[Stored items]
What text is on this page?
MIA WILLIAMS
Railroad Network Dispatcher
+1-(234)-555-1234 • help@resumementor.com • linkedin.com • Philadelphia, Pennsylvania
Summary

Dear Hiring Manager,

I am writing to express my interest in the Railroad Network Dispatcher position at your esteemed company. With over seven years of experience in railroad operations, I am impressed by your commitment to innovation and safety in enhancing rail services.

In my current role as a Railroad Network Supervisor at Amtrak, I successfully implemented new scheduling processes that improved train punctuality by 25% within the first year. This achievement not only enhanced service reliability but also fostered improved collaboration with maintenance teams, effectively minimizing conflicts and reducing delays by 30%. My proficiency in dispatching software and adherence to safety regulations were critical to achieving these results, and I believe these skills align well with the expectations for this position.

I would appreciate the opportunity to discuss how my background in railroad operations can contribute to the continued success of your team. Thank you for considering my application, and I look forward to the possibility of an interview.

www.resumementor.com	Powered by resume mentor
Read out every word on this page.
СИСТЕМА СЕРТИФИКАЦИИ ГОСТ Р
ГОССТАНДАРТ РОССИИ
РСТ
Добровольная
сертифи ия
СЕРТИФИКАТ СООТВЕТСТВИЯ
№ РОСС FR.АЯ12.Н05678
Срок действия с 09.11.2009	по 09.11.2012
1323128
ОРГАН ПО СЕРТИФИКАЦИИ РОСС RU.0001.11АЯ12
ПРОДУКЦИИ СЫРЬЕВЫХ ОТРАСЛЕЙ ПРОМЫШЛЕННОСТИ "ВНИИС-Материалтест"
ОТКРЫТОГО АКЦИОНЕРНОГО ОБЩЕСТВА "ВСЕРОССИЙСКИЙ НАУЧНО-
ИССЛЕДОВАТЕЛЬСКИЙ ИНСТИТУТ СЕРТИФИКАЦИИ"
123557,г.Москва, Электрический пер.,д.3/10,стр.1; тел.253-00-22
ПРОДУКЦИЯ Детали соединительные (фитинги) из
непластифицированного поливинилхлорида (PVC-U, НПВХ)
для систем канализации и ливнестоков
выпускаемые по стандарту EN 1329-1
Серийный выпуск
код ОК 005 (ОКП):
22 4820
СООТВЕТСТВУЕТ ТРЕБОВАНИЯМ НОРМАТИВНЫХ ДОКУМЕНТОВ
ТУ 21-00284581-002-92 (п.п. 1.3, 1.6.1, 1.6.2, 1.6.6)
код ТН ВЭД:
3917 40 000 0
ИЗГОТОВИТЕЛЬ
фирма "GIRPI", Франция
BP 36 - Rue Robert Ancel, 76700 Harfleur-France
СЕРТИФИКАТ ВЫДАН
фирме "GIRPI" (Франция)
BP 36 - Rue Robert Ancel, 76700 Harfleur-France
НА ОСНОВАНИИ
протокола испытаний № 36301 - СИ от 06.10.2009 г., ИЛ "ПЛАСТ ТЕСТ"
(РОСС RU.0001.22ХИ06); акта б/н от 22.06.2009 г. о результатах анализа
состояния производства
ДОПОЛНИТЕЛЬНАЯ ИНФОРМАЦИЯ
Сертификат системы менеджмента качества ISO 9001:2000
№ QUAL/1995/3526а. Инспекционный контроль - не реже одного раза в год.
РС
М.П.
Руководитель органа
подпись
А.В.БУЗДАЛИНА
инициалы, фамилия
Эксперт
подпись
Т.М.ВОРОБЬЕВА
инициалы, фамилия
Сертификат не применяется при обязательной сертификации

YOUR OBJECTIVE:
Using the listing above, reproduce each line without omission.

FINAL ANSWER:
What text is on this page?
MIA WILLIAMS
Railroad Network Dispatcher
+1-(234)-555-1234 • help@resumementor.com • linkedin.com • Philadelphia, Pennsylvania
Summary

Dear Hiring Manager,

I am writing to express my interest in the Railroad Network Dispatcher position at your esteemed company. With over seven years of experience in railroad operations, I am impressed by your commitment to innovation and safety in enhancing rail services.

In my current role as a Railroad Network Supervisor at Amtrak, I successfully implemented new scheduling processes that improved train punctuality by 25% within the first year. This achievement not only enhanced service reliability but also fostered improved collaboration with maintenance teams, effectively minimizing conflicts and reducing delays by 30%. My proficiency in dispatching software and adherence to safety regulations were critical to achieving these results, and I believe these skills align well with the expectations for this position.

I would appreciate the opportunity to discuss how my background in railroad operations can contribute to the continued success of your team. Thank you for considering my application, and I look forward to the possibility of an interview.

www.resumementor.com	Powered by resume mentor
Read out every word on this page.
СИСТЕМА СЕРТИФИКАЦИИ ГОСТ Р
ГОССТАНДАРТ РОССИИ
РСТ
Добровольная
сертифи ия
СЕРТИФИКАТ СООТВЕТСТВИЯ
№ РОСС FR.АЯ12.Н05678
Срок действия с 09.11.2009	по 09.11.2012
1323128
ОРГАН ПО СЕРТИФИКАЦИИ РОСС RU.0001.11АЯ12
ПРОДУКЦИИ СЫРЬЕВЫХ ОТРАСЛЕЙ ПРОМЫШЛЕННОСТИ "ВНИИС-Материалтест"
ОТКРЫТОГО АКЦИОНЕРНОГО ОБЩЕСТВА "ВСЕРОССИЙСКИЙ НАУЧНО-
ИССЛЕДОВАТЕЛЬСКИЙ ИНСТИТУТ СЕРТИФИКАЦИИ"
123557,г.Москва, Электрический пер.,д.3/10,стр.1; тел.253-00-22
ПРОДУКЦИЯ Детали соединительные (фитинги) из
непластифицированного поливинилхлорида (PVC-U, НПВХ)
для систем канализации и ливнестоков
выпускаемые по стандарту EN 1329-1
Серийный выпуск
код ОК 005 (ОКП):
22 4820
СООТВЕТСТВУЕТ ТРЕБОВАНИЯМ НОРМАТИВНЫХ ДОКУМЕНТОВ
ТУ 21-00284581-002-92 (п.п. 1.3, 1.6.1, 1.6.2, 1.6.6)
код ТН ВЭД:
3917 40 000 0
ИЗГОТОВИТЕЛЬ
фирма "GIRPI", Франция
BP 36 - Rue Robert Ancel, 76700 Harfleur-France
СЕРТИФИКАТ ВЫДАН
фирме "GIRPI" (Франция)
BP 36 - Rue Robert Ancel, 76700 Harfleur-France
НА ОСНОВАНИИ
протокола испытаний № 36301 - СИ от 06.10.2009 г., ИЛ "ПЛАСТ ТЕСТ"
(РОСС RU.0001.22ХИ06); акта б/н от 22.06.2009 г. о результатах анализа
состояния производства
ДОПОЛНИТЕЛЬНАЯ ИНФОРМАЦИЯ
Сертификат системы менеджмента качества ISO 9001:2000
№ QUAL/1995/3526а. Инспекционный контроль - не реже одного раза в год.
РС
М.П.
Руководитель органа
подпись
А.В.БУЗДАЛИНА
инициалы, фамилия
Эксперт
подпись
Т.М.ВОРОБЬЕВА
инициалы, фамилия
Сертификат не применяется при обязательной сертификации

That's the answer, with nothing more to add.